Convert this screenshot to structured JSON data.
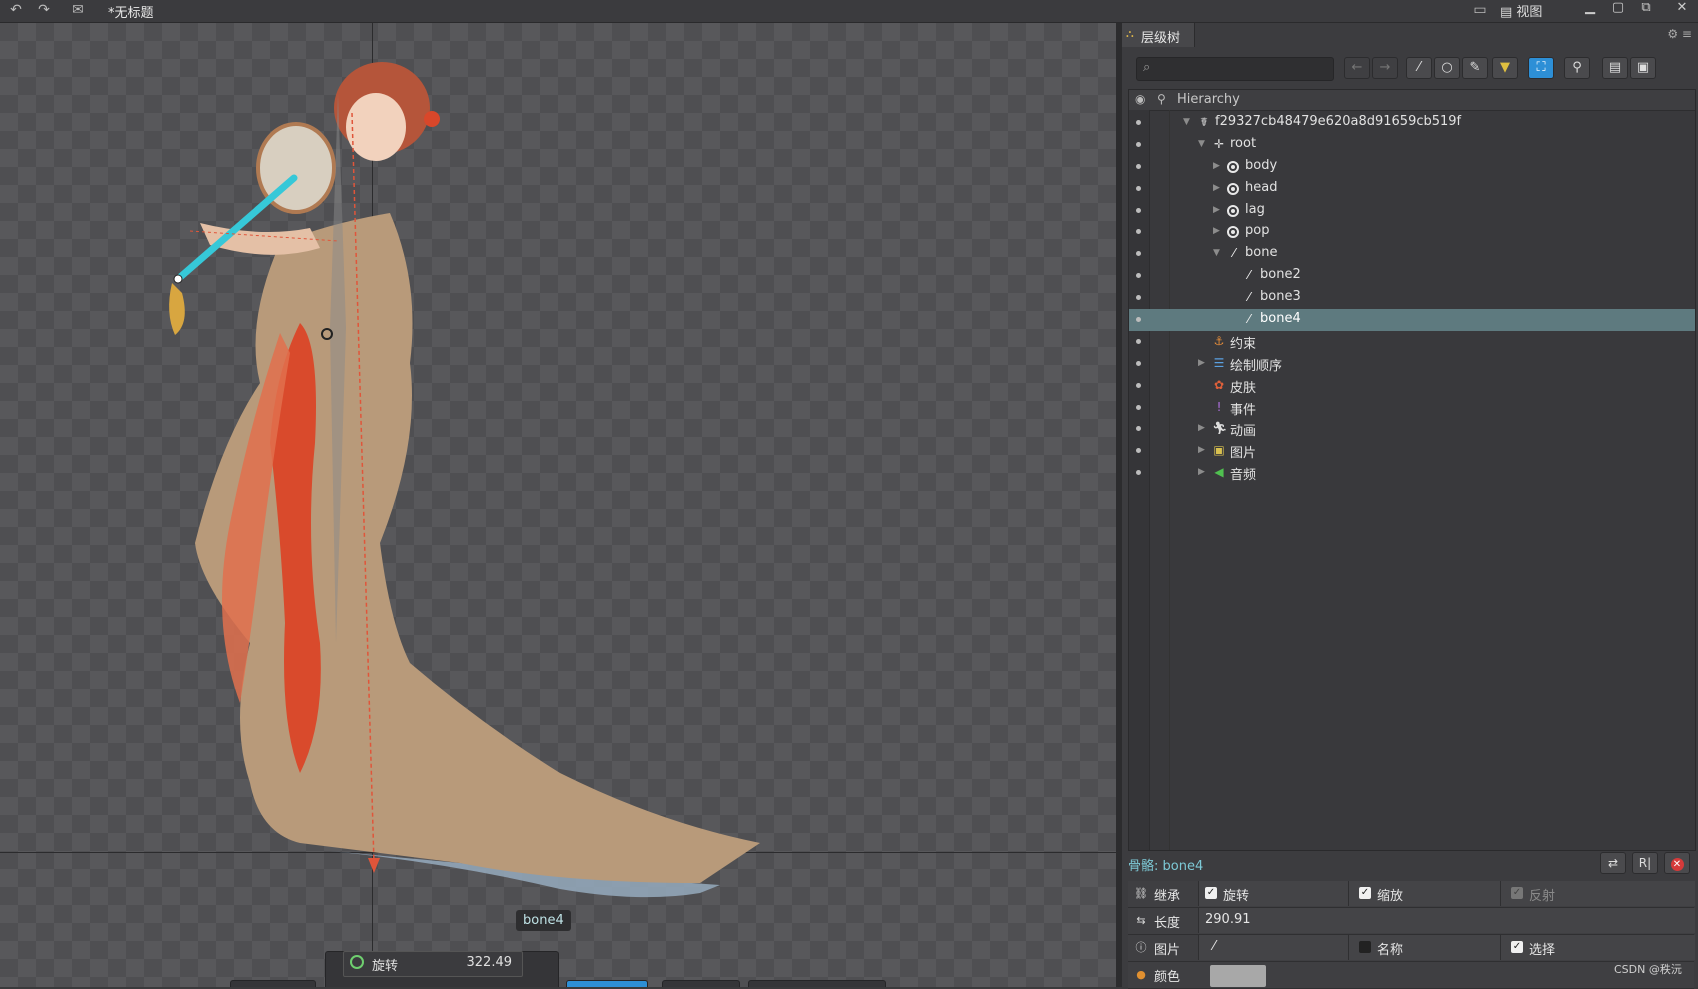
{
  "window": {
    "title": "*无标题",
    "view_menu": "视图",
    "colors": {
      "bg": "#3a3a3c",
      "accent": "#2d8fd6",
      "selection": "#5e7a7f",
      "bone_cyan": "#36c8d8"
    }
  },
  "viewport": {
    "selected_bone_tag": "bone4",
    "transform": {
      "rotate_label": "旋转",
      "rotate_value": "322.49"
    }
  },
  "panel": {
    "tab_label": "层级树",
    "search_placeholder": "",
    "hierarchy_label": "Hierarchy",
    "tree": [
      {
        "label": "f29327cb48479e620a8d91659cb519f",
        "icon": "skeleton-icon",
        "arrow": "down"
      },
      {
        "label": "root",
        "icon": "root-bone-icon",
        "arrow": "down"
      },
      {
        "label": "body",
        "icon": "slot-icon",
        "arrow": "right"
      },
      {
        "label": "head",
        "icon": "slot-icon",
        "arrow": "right"
      },
      {
        "label": "lag",
        "icon": "slot-icon",
        "arrow": "right"
      },
      {
        "label": "pop",
        "icon": "slot-icon",
        "arrow": "right"
      },
      {
        "label": "bone",
        "icon": "bone-icon",
        "arrow": "down"
      },
      {
        "label": "bone2",
        "icon": "bone-icon",
        "arrow": ""
      },
      {
        "label": "bone3",
        "icon": "bone-icon",
        "arrow": ""
      },
      {
        "label": "bone4",
        "icon": "bone-icon",
        "arrow": "",
        "selected": true
      },
      {
        "label": "约束",
        "icon": "constraint-icon",
        "arrow": ""
      },
      {
        "label": "绘制顺序",
        "icon": "draw-order-icon",
        "arrow": "right"
      },
      {
        "label": "皮肤",
        "icon": "skin-icon",
        "arrow": ""
      },
      {
        "label": "事件",
        "icon": "event-icon",
        "arrow": ""
      },
      {
        "label": "动画",
        "icon": "animation-icon",
        "arrow": "right"
      },
      {
        "label": "图片",
        "icon": "images-icon",
        "arrow": "right"
      },
      {
        "label": "音频",
        "icon": "audio-icon",
        "arrow": "right"
      }
    ]
  },
  "properties": {
    "title": "骨骼: bone4",
    "inherit_label": "继承",
    "inherit_rotate": "旋转",
    "inherit_scale": "缩放",
    "inherit_reflect": "反射",
    "length_label": "长度",
    "length_value": "290.91",
    "images_label": "图片",
    "name_label": "名称",
    "select_label": "选择",
    "color_label": "颜色"
  },
  "watermark": "CSDN @秩沅"
}
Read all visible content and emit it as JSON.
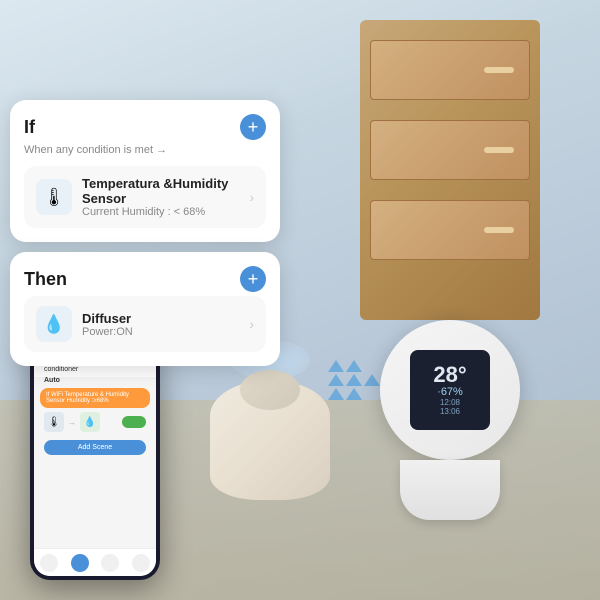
{
  "background": {
    "color_start": "#dce8f0",
    "color_end": "#a8bac8"
  },
  "thermostat": {
    "temperature": "28°",
    "humidity": "·67%",
    "time1": "12:08",
    "time2": "13:06"
  },
  "if_card": {
    "title": "If",
    "subtitle": "When any condition is met →",
    "plus_icon": "+",
    "device_name": "Temperatura &Humidity Sensor",
    "device_status": "Current Humidity : < 68%"
  },
  "then_card": {
    "title": "Then",
    "plus_icon": "+",
    "device_name": "Diffuser",
    "device_status": "Power:ON"
  },
  "phone": {
    "description": "Cold and warm effect, Temp care, Temp higher, Open air conditioner",
    "auto_label": "Auto",
    "condition_text": "If WiFi Temperature & Humidity Sensor Humidity :≥68%",
    "add_scene": "Add Scene"
  }
}
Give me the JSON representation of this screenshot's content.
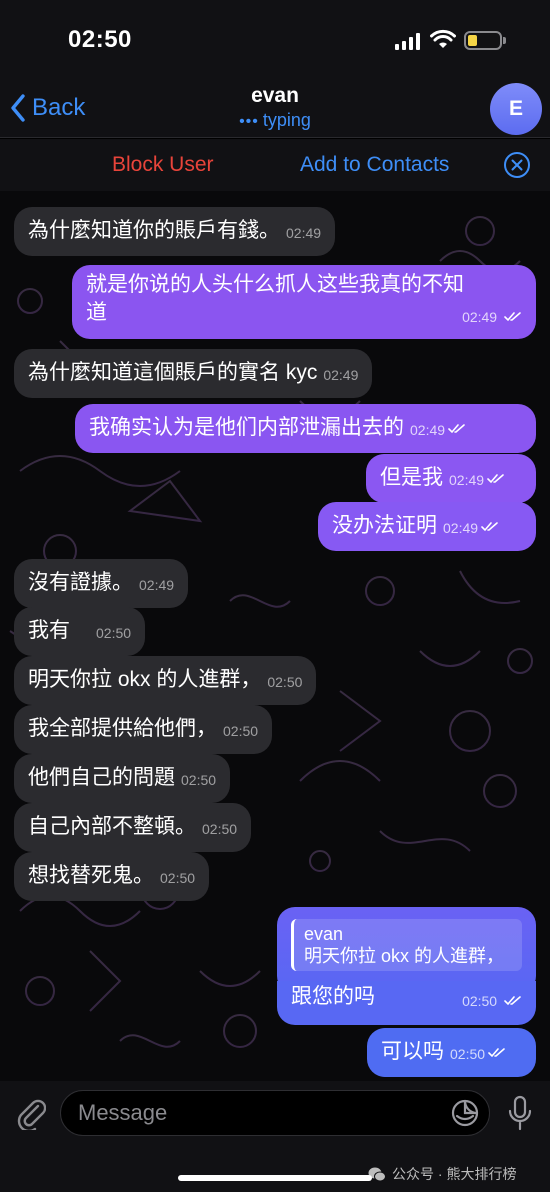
* * * * * * *
### Task to complete:
Return the records exactly. Don't carry the pictures over.

### Task answer:
Convert this screenshot to structured JSON data.
{
  "window": {
    "title": "*无标题",
    "view_menu": "视图",
    "colors": {
      "bg": "#3a3a3c",
      "accent": "#2d8fd6",
      "selection": "#5e7a7f",
      "bone_cyan": "#36c8d8"
    }
  },
  "viewport": {
    "selected_bone_tag": "bone4",
    "transform": {
      "rotate_label": "旋转",
      "rotate_value": "322.49"
    }
  },
  "panel": {
    "tab_label": "层级树",
    "search_placeholder": "",
    "hierarchy_label": "Hierarchy",
    "tree": [
      {
        "label": "f29327cb48479e620a8d91659cb519f",
        "icon": "skeleton-icon",
        "arrow": "down"
      },
      {
        "label": "root",
        "icon": "root-bone-icon",
        "arrow": "down"
      },
      {
        "label": "body",
        "icon": "slot-icon",
        "arrow": "right"
      },
      {
        "label": "head",
        "icon": "slot-icon",
        "arrow": "right"
      },
      {
        "label": "lag",
        "icon": "slot-icon",
        "arrow": "right"
      },
      {
        "label": "pop",
        "icon": "slot-icon",
        "arrow": "right"
      },
      {
        "label": "bone",
        "icon": "bone-icon",
        "arrow": "down"
      },
      {
        "label": "bone2",
        "icon": "bone-icon",
        "arrow": ""
      },
      {
        "label": "bone3",
        "icon": "bone-icon",
        "arrow": ""
      },
      {
        "label": "bone4",
        "icon": "bone-icon",
        "arrow": "",
        "selected": true
      },
      {
        "label": "约束",
        "icon": "constraint-icon",
        "arrow": ""
      },
      {
        "label": "绘制顺序",
        "icon": "draw-order-icon",
        "arrow": "right"
      },
      {
        "label": "皮肤",
        "icon": "skin-icon",
        "arrow": ""
      },
      {
        "label": "事件",
        "icon": "event-icon",
        "arrow": ""
      },
      {
        "label": "动画",
        "icon": "animation-icon",
        "arrow": "right"
      },
      {
        "label": "图片",
        "icon": "images-icon",
        "arrow": "right"
      },
      {
        "label": "音频",
        "icon": "audio-icon",
        "arrow": "right"
      }
    ]
  },
  "properties": {
    "title": "骨骼: bone4",
    "inherit_label": "继承",
    "inherit_rotate": "旋转",
    "inherit_scale": "缩放",
    "inherit_reflect": "反射",
    "length_label": "长度",
    "length_value": "290.91",
    "images_label": "图片",
    "name_label": "名称",
    "select_label": "选择",
    "color_label": "颜色"
  },
  "watermark": "CSDN @秩沅"
}
Read all visible content and emit it as JSON.
{
  "background": {
    "color_start": "#dce8f0",
    "color_end": "#a8bac8"
  },
  "thermostat": {
    "temperature": "28°",
    "humidity": "·67%",
    "time1": "12:08",
    "time2": "13:06"
  },
  "if_card": {
    "title": "If",
    "subtitle": "When any condition is met →",
    "plus_icon": "+",
    "device_name": "Temperatura &Humidity Sensor",
    "device_status": "Current Humidity : < 68%"
  },
  "then_card": {
    "title": "Then",
    "plus_icon": "+",
    "device_name": "Diffuser",
    "device_status": "Power:ON"
  },
  "phone": {
    "description": "Cold and warm effect, Temp care, Temp higher, Open air conditioner",
    "auto_label": "Auto",
    "condition_text": "If WiFi Temperature & Humidity Sensor Humidity :≥68%",
    "add_scene": "Add Scene"
  }
}
Give me the JSON representation of this screenshot's content.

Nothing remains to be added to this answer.